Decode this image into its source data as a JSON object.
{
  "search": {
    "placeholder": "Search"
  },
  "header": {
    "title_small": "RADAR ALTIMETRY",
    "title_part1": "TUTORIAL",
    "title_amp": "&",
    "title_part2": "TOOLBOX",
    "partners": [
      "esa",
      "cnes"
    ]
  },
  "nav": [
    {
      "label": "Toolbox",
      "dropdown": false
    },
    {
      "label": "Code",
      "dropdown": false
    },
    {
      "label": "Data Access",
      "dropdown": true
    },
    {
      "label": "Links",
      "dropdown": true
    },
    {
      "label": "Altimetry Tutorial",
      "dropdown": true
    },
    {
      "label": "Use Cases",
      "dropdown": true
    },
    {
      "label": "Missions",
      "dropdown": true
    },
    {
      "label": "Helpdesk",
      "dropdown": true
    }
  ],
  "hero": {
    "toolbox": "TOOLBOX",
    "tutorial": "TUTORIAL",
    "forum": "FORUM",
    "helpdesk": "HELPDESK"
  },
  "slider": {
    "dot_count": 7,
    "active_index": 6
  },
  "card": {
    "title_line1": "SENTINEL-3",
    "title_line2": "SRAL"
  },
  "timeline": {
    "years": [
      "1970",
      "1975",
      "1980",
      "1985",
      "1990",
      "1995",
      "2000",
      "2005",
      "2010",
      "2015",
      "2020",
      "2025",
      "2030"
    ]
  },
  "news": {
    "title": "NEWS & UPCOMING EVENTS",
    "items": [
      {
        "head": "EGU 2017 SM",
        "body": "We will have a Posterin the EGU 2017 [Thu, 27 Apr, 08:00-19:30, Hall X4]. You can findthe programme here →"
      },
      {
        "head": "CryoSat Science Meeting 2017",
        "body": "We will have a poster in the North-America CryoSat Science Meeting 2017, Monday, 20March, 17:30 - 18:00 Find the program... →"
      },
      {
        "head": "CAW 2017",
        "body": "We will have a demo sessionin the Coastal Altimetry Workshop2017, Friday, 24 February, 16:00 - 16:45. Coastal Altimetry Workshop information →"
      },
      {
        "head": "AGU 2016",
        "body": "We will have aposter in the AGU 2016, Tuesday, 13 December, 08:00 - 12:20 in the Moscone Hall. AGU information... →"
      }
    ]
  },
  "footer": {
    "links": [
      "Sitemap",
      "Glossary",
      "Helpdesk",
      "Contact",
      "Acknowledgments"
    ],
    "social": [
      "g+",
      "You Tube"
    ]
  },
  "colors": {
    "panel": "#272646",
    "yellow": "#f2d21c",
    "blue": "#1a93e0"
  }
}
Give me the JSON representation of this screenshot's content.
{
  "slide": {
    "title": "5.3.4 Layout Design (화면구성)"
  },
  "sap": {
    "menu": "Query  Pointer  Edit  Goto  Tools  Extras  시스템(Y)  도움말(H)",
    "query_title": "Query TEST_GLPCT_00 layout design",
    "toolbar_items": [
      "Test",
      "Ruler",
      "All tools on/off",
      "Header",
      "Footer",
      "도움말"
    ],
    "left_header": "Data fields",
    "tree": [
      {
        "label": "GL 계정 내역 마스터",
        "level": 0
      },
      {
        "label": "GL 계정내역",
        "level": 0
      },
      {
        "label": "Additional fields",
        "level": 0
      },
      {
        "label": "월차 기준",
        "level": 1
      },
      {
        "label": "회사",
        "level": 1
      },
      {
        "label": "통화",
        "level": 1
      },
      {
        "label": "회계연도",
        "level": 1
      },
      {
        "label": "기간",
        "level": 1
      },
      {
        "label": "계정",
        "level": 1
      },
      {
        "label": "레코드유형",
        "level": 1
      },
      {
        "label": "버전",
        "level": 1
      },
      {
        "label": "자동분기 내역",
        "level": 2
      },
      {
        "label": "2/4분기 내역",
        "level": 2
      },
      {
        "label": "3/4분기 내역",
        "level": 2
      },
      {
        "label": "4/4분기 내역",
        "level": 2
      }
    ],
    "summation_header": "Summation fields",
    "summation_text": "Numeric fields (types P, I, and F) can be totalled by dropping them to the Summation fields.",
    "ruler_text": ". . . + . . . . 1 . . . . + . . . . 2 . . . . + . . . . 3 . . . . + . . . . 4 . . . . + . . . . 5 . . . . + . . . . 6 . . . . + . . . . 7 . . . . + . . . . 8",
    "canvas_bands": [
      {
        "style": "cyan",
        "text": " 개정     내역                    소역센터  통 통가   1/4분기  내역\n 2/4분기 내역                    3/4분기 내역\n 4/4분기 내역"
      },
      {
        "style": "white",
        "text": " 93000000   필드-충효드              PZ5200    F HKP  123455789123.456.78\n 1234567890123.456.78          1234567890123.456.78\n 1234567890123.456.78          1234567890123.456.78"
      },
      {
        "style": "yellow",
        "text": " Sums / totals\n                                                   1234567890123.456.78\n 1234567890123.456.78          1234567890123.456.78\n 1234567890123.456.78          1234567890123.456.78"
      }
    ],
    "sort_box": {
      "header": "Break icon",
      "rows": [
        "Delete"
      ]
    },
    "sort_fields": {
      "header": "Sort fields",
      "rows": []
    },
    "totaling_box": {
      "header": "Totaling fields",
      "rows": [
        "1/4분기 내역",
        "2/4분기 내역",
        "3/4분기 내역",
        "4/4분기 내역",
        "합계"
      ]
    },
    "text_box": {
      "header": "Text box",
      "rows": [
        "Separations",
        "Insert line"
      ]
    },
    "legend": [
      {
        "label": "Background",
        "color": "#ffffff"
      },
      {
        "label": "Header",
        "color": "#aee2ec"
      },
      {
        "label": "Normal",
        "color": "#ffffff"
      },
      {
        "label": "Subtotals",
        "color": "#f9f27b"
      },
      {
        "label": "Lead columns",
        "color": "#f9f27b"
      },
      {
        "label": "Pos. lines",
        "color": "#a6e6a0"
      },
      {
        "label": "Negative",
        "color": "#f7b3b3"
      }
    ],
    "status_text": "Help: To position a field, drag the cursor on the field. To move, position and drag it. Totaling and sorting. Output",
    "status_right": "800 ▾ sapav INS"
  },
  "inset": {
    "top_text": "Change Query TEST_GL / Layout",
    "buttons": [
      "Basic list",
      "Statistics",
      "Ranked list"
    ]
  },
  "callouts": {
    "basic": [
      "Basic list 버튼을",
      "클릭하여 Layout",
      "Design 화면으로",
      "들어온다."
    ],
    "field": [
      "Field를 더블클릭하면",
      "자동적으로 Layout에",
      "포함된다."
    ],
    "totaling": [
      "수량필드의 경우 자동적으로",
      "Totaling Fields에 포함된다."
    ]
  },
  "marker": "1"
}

····················

§ **What to do**:
Provide only the number of lines in the entries that hold the word "JSON".

§ **Written response**:
2